— START —
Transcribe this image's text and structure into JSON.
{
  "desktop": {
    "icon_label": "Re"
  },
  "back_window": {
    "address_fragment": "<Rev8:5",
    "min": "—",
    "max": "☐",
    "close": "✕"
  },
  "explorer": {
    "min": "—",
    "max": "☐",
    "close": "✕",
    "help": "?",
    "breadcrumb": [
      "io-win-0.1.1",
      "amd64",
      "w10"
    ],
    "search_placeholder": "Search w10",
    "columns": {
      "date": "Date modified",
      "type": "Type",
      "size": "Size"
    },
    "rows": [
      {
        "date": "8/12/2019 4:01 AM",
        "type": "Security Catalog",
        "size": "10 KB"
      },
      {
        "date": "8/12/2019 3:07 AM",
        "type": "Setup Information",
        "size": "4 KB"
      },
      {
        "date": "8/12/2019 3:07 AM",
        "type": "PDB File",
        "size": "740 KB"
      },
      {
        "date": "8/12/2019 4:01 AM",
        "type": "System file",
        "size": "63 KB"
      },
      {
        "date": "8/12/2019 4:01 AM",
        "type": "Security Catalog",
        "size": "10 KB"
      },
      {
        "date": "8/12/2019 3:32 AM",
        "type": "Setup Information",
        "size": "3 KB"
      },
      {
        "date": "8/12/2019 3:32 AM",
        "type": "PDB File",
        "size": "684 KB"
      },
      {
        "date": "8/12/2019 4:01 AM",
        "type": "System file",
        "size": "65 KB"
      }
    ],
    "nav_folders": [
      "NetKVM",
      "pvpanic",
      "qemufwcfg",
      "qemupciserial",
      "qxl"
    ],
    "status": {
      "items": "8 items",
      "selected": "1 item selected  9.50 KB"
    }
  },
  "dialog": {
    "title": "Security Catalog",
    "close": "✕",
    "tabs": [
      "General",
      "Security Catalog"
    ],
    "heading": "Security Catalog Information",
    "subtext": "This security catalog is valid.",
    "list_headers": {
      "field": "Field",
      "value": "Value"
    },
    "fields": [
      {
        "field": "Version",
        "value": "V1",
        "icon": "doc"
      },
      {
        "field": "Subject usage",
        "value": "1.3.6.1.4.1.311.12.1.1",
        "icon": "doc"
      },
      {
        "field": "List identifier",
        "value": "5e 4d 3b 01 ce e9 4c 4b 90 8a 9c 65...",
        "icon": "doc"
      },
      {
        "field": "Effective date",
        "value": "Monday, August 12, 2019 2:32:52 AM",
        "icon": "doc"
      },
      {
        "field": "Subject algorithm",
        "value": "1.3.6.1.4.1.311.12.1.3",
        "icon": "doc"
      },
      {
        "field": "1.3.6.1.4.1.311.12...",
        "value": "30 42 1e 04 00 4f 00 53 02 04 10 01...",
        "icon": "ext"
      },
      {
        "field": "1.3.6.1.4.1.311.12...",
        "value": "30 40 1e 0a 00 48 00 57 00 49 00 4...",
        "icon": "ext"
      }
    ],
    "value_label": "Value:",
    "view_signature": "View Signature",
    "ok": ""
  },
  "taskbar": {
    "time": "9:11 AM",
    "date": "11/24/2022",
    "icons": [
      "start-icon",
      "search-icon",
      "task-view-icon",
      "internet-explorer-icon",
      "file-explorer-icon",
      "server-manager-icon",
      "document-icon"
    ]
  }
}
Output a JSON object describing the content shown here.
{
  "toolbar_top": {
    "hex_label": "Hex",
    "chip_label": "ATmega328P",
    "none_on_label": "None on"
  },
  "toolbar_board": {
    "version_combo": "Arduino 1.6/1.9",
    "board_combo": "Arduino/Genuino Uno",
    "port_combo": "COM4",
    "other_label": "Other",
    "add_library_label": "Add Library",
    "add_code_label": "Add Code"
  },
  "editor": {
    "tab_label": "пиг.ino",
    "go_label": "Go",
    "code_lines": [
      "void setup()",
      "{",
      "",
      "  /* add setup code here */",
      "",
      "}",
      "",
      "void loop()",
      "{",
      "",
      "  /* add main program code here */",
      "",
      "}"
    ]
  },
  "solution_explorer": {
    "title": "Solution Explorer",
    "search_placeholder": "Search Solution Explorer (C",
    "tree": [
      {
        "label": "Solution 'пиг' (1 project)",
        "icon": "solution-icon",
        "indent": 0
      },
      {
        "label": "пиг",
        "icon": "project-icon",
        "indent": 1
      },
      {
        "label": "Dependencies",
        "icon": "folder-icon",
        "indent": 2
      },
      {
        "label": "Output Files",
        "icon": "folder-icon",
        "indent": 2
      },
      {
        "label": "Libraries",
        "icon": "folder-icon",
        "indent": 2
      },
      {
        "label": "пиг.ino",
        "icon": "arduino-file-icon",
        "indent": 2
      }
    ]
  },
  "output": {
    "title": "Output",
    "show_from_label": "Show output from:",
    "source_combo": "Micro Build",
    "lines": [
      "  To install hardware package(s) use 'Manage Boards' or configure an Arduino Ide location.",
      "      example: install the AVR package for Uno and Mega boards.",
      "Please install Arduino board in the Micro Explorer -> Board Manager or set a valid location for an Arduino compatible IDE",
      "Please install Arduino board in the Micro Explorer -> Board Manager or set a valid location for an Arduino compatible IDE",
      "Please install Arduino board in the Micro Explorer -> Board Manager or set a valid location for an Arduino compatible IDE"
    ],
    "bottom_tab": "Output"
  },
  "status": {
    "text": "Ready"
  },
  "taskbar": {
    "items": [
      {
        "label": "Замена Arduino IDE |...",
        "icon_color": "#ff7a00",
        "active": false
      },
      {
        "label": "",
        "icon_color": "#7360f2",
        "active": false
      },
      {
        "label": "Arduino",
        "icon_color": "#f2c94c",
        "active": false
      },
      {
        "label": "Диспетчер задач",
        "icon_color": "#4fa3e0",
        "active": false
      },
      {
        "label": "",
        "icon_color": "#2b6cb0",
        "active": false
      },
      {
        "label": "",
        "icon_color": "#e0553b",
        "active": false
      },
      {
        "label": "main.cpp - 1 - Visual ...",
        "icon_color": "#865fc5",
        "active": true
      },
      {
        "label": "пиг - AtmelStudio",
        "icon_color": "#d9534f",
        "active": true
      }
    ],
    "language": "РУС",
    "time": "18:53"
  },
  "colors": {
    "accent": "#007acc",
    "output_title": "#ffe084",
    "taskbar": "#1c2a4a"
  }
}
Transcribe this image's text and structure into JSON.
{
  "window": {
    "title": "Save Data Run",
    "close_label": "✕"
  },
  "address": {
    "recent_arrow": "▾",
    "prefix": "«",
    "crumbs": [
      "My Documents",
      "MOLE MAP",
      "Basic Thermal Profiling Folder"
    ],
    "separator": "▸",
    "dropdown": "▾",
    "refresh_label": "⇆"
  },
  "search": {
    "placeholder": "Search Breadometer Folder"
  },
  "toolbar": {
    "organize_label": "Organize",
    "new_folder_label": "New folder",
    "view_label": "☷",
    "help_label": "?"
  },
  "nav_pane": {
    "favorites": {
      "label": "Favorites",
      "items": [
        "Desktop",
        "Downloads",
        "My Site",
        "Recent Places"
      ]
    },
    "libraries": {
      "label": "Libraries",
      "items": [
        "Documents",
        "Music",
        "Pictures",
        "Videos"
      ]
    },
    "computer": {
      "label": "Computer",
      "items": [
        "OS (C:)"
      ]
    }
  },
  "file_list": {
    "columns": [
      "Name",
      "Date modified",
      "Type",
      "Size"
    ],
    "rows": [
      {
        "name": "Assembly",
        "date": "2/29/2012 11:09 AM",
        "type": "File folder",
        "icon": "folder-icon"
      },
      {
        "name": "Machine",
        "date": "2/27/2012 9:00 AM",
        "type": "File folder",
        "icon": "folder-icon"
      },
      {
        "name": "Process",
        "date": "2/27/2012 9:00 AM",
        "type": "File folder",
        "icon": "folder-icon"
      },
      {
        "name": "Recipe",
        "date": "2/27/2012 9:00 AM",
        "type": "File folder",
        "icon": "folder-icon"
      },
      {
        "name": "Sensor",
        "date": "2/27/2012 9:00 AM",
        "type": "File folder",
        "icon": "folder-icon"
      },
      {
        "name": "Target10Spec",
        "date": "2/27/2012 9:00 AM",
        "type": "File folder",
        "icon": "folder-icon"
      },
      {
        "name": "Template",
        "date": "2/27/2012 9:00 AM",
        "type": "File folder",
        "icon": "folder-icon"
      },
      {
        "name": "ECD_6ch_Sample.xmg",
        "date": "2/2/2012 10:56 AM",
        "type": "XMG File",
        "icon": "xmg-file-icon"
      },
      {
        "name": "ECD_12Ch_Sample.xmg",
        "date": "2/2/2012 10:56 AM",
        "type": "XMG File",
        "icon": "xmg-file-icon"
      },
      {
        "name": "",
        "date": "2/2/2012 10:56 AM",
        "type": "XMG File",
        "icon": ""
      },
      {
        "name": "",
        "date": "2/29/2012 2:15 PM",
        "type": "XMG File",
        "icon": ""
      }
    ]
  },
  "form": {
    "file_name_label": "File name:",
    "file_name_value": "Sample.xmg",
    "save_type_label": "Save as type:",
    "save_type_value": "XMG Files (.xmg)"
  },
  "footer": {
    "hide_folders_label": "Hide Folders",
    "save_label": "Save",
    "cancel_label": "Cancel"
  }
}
— END —
Identify each line in the entries with the word "Files" and copy it.

# Answer in full:
        "label": "Output Files",
    "save_type_value": "XMG Files (.xmg)"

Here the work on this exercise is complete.